- _Material for this task_
* * * *

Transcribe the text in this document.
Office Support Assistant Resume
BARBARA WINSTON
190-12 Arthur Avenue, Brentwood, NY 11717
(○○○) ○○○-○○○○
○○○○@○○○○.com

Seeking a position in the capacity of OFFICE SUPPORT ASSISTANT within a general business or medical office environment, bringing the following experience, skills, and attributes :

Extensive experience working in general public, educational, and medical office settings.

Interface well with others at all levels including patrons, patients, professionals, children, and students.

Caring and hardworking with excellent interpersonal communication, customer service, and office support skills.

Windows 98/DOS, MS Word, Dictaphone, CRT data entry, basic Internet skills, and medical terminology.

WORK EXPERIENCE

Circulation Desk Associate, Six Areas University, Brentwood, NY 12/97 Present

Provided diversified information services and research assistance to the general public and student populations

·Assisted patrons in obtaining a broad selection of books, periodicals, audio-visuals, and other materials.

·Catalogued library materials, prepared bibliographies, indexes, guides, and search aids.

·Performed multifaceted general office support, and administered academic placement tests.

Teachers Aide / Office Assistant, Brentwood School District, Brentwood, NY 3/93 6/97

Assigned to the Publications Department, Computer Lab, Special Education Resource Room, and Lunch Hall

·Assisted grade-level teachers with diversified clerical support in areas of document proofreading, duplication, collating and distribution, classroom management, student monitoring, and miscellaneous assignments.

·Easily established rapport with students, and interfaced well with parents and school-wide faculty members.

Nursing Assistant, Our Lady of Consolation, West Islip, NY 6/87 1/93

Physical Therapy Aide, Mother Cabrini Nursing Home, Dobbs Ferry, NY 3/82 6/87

* * * *

- _Work instruction_
With every line kept whole, write out the records again exactly.

- _Reply_
Transcribe the text in this document.
Office Support Assistant Resume
BARBARA WINSTON
190-12 Arthur Avenue, Brentwood, NY 11717
(○○○) ○○○-○○○○
○○○○@○○○○.com

Seeking a position in the capacity of OFFICE SUPPORT ASSISTANT within a general business or medical office environment, bringing the following experience, skills, and attributes :

Extensive experience working in general public, educational, and medical office settings.

Interface well with others at all levels including patrons, patients, professionals, children, and students.

Caring and hardworking with excellent interpersonal communication, customer service, and office support skills.

Windows 98/DOS, MS Word, Dictaphone, CRT data entry, basic Internet skills, and medical terminology.

WORK EXPERIENCE

Circulation Desk Associate, Six Areas University, Brentwood, NY 12/97 Present

Provided diversified information services and research assistance to the general public and student populations

·Assisted patrons in obtaining a broad selection of books, periodicals, audio-visuals, and other materials.

·Catalogued library materials, prepared bibliographies, indexes, guides, and search aids.

·Performed multifaceted general office support, and administered academic placement tests.

Teachers Aide / Office Assistant, Brentwood School District, Brentwood, NY 3/93 6/97

Assigned to the Publications Department, Computer Lab, Special Education Resource Room, and Lunch Hall

·Assisted grade-level teachers with diversified clerical support in areas of document proofreading, duplication, collating and distribution, classroom management, student monitoring, and miscellaneous assignments.

·Easily established rapport with students, and interfaced well with parents and school-wide faculty members.

Nursing Assistant, Our Lady of Consolation, West Islip, NY 6/87 1/93

Physical Therapy Aide, Mother Cabrini Nursing Home, Dobbs Ferry, NY 3/82 6/87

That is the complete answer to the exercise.